***** Recorded data *****

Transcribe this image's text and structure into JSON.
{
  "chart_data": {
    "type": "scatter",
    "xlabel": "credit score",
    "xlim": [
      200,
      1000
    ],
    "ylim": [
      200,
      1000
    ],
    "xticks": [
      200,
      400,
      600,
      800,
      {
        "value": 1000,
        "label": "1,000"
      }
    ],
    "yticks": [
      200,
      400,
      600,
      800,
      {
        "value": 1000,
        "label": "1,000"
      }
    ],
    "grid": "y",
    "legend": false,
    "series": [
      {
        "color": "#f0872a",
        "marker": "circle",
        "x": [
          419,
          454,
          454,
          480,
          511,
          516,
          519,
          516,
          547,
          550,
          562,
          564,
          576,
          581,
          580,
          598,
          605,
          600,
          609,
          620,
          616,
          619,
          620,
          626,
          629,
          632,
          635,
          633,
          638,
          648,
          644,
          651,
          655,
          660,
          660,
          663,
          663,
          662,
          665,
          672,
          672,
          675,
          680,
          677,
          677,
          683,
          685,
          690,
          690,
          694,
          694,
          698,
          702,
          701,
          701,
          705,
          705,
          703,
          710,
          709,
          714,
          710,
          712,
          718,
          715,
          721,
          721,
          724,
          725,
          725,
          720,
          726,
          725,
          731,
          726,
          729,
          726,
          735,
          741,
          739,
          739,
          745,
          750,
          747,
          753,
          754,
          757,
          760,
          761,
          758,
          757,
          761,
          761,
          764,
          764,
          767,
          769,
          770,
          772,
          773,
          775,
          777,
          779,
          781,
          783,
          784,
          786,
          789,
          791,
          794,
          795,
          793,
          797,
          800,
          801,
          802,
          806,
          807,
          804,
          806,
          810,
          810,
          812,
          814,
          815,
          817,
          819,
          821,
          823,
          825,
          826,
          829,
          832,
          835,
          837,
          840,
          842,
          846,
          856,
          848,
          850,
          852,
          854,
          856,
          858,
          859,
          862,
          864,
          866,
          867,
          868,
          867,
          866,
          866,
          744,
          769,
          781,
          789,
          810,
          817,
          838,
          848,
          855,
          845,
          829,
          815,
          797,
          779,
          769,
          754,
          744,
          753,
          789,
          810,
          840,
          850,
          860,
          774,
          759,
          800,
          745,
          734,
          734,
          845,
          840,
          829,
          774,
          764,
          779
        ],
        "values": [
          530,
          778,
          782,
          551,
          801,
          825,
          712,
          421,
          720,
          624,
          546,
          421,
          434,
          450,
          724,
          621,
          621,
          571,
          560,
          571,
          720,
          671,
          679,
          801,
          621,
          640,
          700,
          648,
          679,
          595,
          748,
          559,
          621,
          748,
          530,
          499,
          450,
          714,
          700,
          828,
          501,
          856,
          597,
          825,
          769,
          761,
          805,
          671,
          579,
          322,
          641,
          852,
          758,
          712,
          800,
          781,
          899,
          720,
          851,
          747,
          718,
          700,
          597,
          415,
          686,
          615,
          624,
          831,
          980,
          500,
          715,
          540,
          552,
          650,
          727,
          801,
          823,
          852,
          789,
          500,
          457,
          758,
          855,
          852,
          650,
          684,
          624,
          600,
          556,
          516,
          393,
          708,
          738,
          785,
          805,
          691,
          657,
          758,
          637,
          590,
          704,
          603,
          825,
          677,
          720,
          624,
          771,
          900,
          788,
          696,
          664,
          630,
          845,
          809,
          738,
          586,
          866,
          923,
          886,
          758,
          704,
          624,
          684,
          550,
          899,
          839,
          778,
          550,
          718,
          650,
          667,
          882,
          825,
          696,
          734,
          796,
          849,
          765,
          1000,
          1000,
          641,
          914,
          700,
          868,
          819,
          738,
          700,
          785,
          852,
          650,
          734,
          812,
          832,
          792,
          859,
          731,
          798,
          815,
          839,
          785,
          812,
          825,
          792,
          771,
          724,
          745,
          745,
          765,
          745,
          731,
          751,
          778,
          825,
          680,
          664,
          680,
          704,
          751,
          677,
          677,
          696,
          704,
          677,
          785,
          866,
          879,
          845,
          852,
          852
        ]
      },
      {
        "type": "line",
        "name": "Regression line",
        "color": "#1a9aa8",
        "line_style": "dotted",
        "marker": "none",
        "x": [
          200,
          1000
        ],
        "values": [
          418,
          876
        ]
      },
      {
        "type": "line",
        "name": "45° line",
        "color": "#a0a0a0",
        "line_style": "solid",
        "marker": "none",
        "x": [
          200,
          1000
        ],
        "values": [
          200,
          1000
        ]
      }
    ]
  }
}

*****

** Task goal **
Retype the data exactly as given.

** Full response **
Transcribe this image's text and structure into JSON.
{
  "chart_data": {
    "type": "scatter",
    "xlabel": "credit score",
    "xlim": [
      200,
      1000
    ],
    "ylim": [
      200,
      1000
    ],
    "xticks": [
      200,
      400,
      600,
      800,
      {
        "value": 1000,
        "label": "1,000"
      }
    ],
    "yticks": [
      200,
      400,
      600,
      800,
      {
        "value": 1000,
        "label": "1,000"
      }
    ],
    "grid": "y",
    "legend": false,
    "series": [
      {
        "color": "#f0872a",
        "marker": "circle",
        "x": [
          419,
          454,
          454,
          480,
          511,
          516,
          519,
          516,
          547,
          550,
          562,
          564,
          576,
          581,
          580,
          598,
          605,
          600,
          609,
          620,
          616,
          619,
          620,
          626,
          629,
          632,
          635,
          633,
          638,
          648,
          644,
          651,
          655,
          660,
          660,
          663,
          663,
          662,
          665,
          672,
          672,
          675,
          680,
          677,
          677,
          683,
          685,
          690,
          690,
          694,
          694,
          698,
          702,
          701,
          701,
          705,
          705,
          703,
          710,
          709,
          714,
          710,
          712,
          718,
          715,
          721,
          721,
          724,
          725,
          725,
          720,
          726,
          725,
          731,
          726,
          729,
          726,
          735,
          741,
          739,
          739,
          745,
          750,
          747,
          753,
          754,
          757,
          760,
          761,
          758,
          757,
          761,
          761,
          764,
          764,
          767,
          769,
          770,
          772,
          773,
          775,
          777,
          779,
          781,
          783,
          784,
          786,
          789,
          791,
          794,
          795,
          793,
          797,
          800,
          801,
          802,
          806,
          807,
          804,
          806,
          810,
          810,
          812,
          814,
          815,
          817,
          819,
          821,
          823,
          825,
          826,
          829,
          832,
          835,
          837,
          840,
          842,
          846,
          856,
          848,
          850,
          852,
          854,
          856,
          858,
          859,
          862,
          864,
          866,
          867,
          868,
          867,
          866,
          866,
          744,
          769,
          781,
          789,
          810,
          817,
          838,
          848,
          855,
          845,
          829,
          815,
          797,
          779,
          769,
          754,
          744,
          753,
          789,
          810,
          840,
          850,
          860,
          774,
          759,
          800,
          745,
          734,
          734,
          845,
          840,
          829,
          774,
          764,
          779
        ],
        "values": [
          530,
          778,
          782,
          551,
          801,
          825,
          712,
          421,
          720,
          624,
          546,
          421,
          434,
          450,
          724,
          621,
          621,
          571,
          560,
          571,
          720,
          671,
          679,
          801,
          621,
          640,
          700,
          648,
          679,
          595,
          748,
          559,
          621,
          748,
          530,
          499,
          450,
          714,
          700,
          828,
          501,
          856,
          597,
          825,
          769,
          761,
          805,
          671,
          579,
          322,
          641,
          852,
          758,
          712,
          800,
          781,
          899,
          720,
          851,
          747,
          718,
          700,
          597,
          415,
          686,
          615,
          624,
          831,
          980,
          500,
          715,
          540,
          552,
          650,
          727,
          801,
          823,
          852,
          789,
          500,
          457,
          758,
          855,
          852,
          650,
          684,
          624,
          600,
          556,
          516,
          393,
          708,
          738,
          785,
          805,
          691,
          657,
          758,
          637,
          590,
          704,
          603,
          825,
          677,
          720,
          624,
          771,
          900,
          788,
          696,
          664,
          630,
          845,
          809,
          738,
          586,
          866,
          923,
          886,
          758,
          704,
          624,
          684,
          550,
          899,
          839,
          778,
          550,
          718,
          650,
          667,
          882,
          825,
          696,
          734,
          796,
          849,
          765,
          1000,
          1000,
          641,
          914,
          700,
          868,
          819,
          738,
          700,
          785,
          852,
          650,
          734,
          812,
          832,
          792,
          859,
          731,
          798,
          815,
          839,
          785,
          812,
          825,
          792,
          771,
          724,
          745,
          745,
          765,
          745,
          731,
          751,
          778,
          825,
          680,
          664,
          680,
          704,
          751,
          677,
          677,
          696,
          704,
          677,
          785,
          866,
          879,
          845,
          852,
          852
        ]
      },
      {
        "type": "line",
        "name": "Regression line",
        "color": "#1a9aa8",
        "line_style": "dotted",
        "marker": "none",
        "x": [
          200,
          1000
        ],
        "values": [
          418,
          876
        ]
      },
      {
        "type": "line",
        "name": "45° line",
        "color": "#a0a0a0",
        "line_style": "solid",
        "marker": "none",
        "x": [
          200,
          1000
        ],
        "values": [
          200,
          1000
        ]
      }
    ]
  }
}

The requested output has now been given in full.